What is being asked:
Locate every line in the material below that has the word "name". Copy each of those lines.

* Begin Exercise materials *

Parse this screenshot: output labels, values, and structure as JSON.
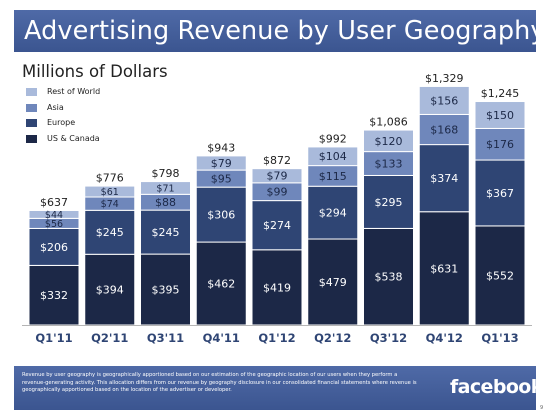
{
  "chart_data": {
    "type": "bar",
    "stacked": true,
    "title": "Advertising Revenue by User Geography",
    "subtitle": "Millions of Dollars",
    "categories": [
      "Q1'11",
      "Q2'11",
      "Q3'11",
      "Q4'11",
      "Q1'12",
      "Q2'12",
      "Q3'12",
      "Q4'12",
      "Q1'13"
    ],
    "series": [
      {
        "name": "US & Canada",
        "color": "#1c2847",
        "values": [
          332,
          394,
          395,
          462,
          419,
          479,
          538,
          631,
          552
        ]
      },
      {
        "name": "Europe",
        "color": "#2f4574",
        "values": [
          206,
          245,
          245,
          306,
          274,
          294,
          295,
          374,
          367
        ]
      },
      {
        "name": "Asia",
        "color": "#6f87bb",
        "values": [
          56,
          74,
          88,
          95,
          99,
          115,
          133,
          168,
          176
        ]
      },
      {
        "name": "Rest of World",
        "color": "#a9badb",
        "values": [
          44,
          61,
          71,
          79,
          79,
          104,
          120,
          156,
          150
        ]
      }
    ],
    "totals": [
      "$637",
      "$776",
      "$798",
      "$943",
      "$872",
      "$992",
      "$1,086",
      "$1,329",
      "$1,245"
    ],
    "value_prefix": "$",
    "legend_position": "top-left",
    "grid": false
  },
  "footer": {
    "disclaimer": "Revenue by user geography is geographically apportioned based on our estimation of the geographic location of our users when they perform a revenue-generating activity. This allocation differs from our revenue by geography disclosure in our consolidated financial statements where revenue is geographically apportioned based on the location of the advertiser or developer.",
    "logo_text": "facebook"
  },
  "page_number": "9"
}
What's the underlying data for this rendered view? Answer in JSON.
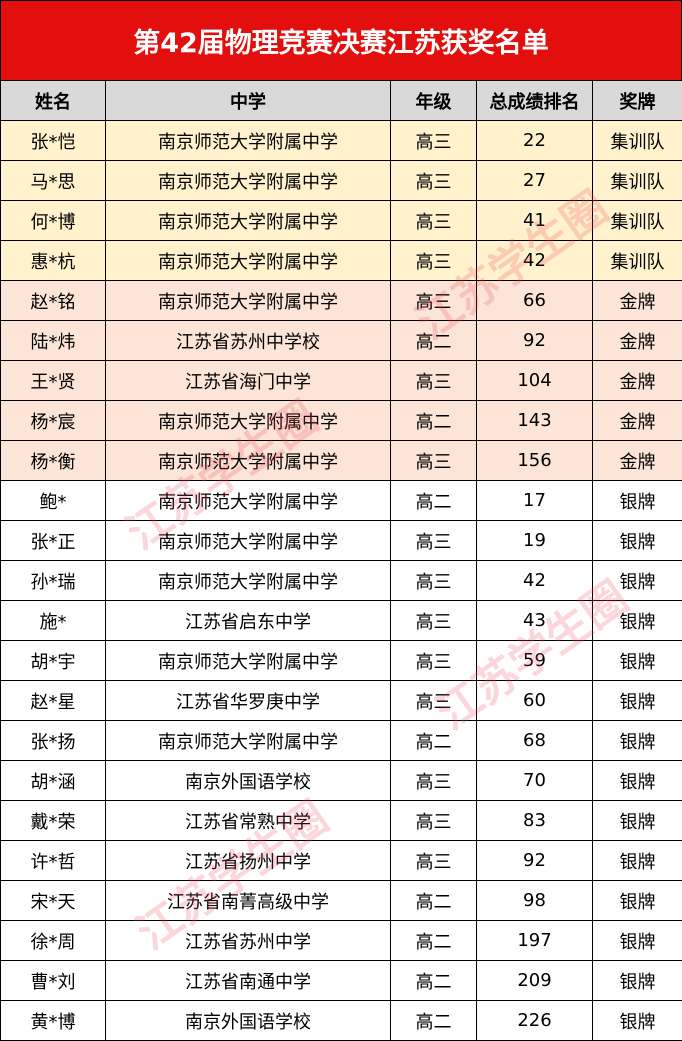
{
  "title": "第42届物理竞赛决赛江苏获奖名单",
  "columns": [
    "姓名",
    "中学",
    "年级",
    "总成绩排名",
    "奖牌"
  ],
  "colors": {
    "title_bg": "#e30e0e",
    "header_bg": "#d9d9d9",
    "training_team_bg": "#fff2cc",
    "gold_bg": "#fce4d6"
  },
  "watermark": "江苏学生圈",
  "rows": [
    [
      "张*恺",
      "南京师范大学附属中学",
      "高三",
      "22",
      "集训队"
    ],
    [
      "马*思",
      "南京师范大学附属中学",
      "高三",
      "27",
      "集训队"
    ],
    [
      "何*博",
      "南京师范大学附属中学",
      "高三",
      "41",
      "集训队"
    ],
    [
      "惠*杭",
      "南京师范大学附属中学",
      "高三",
      "42",
      "集训队"
    ],
    [
      "赵*铭",
      "南京师范大学附属中学",
      "高三",
      "66",
      "金牌"
    ],
    [
      "陆*炜",
      "江苏省苏州中学校",
      "高二",
      "92",
      "金牌"
    ],
    [
      "王*贤",
      "江苏省海门中学",
      "高三",
      "104",
      "金牌"
    ],
    [
      "杨*宸",
      "南京师范大学附属中学",
      "高二",
      "143",
      "金牌"
    ],
    [
      "杨*衡",
      "南京师范大学附属中学",
      "高三",
      "156",
      "金牌"
    ],
    [
      "鲍*",
      "南京师范大学附属中学",
      "高二",
      "17",
      "银牌"
    ],
    [
      "张*正",
      "南京师范大学附属中学",
      "高三",
      "19",
      "银牌"
    ],
    [
      "孙*瑞",
      "南京师范大学附属中学",
      "高三",
      "42",
      "银牌"
    ],
    [
      "施*",
      "江苏省启东中学",
      "高三",
      "43",
      "银牌"
    ],
    [
      "胡*宇",
      "南京师范大学附属中学",
      "高三",
      "59",
      "银牌"
    ],
    [
      "赵*星",
      "江苏省华罗庚中学",
      "高三",
      "60",
      "银牌"
    ],
    [
      "张*扬",
      "南京师范大学附属中学",
      "高二",
      "68",
      "银牌"
    ],
    [
      "胡*涵",
      "南京外国语学校",
      "高三",
      "70",
      "银牌"
    ],
    [
      "戴*荣",
      "江苏省常熟中学",
      "高三",
      "83",
      "银牌"
    ],
    [
      "许*哲",
      "江苏省扬州中学",
      "高三",
      "92",
      "银牌"
    ],
    [
      "宋*天",
      "江苏省南菁高级中学",
      "高二",
      "98",
      "银牌"
    ],
    [
      "徐*周",
      "江苏省苏州中学",
      "高二",
      "197",
      "银牌"
    ],
    [
      "曹*刘",
      "江苏省南通中学",
      "高二",
      "209",
      "银牌"
    ],
    [
      "黄*博",
      "南京外国语学校",
      "高二",
      "226",
      "银牌"
    ]
  ]
}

* End Exercise materials *

Output of the task:
        "name": "US & Canada",
        "name": "Europe",
        "name": "Asia",
        "name": "Rest of World",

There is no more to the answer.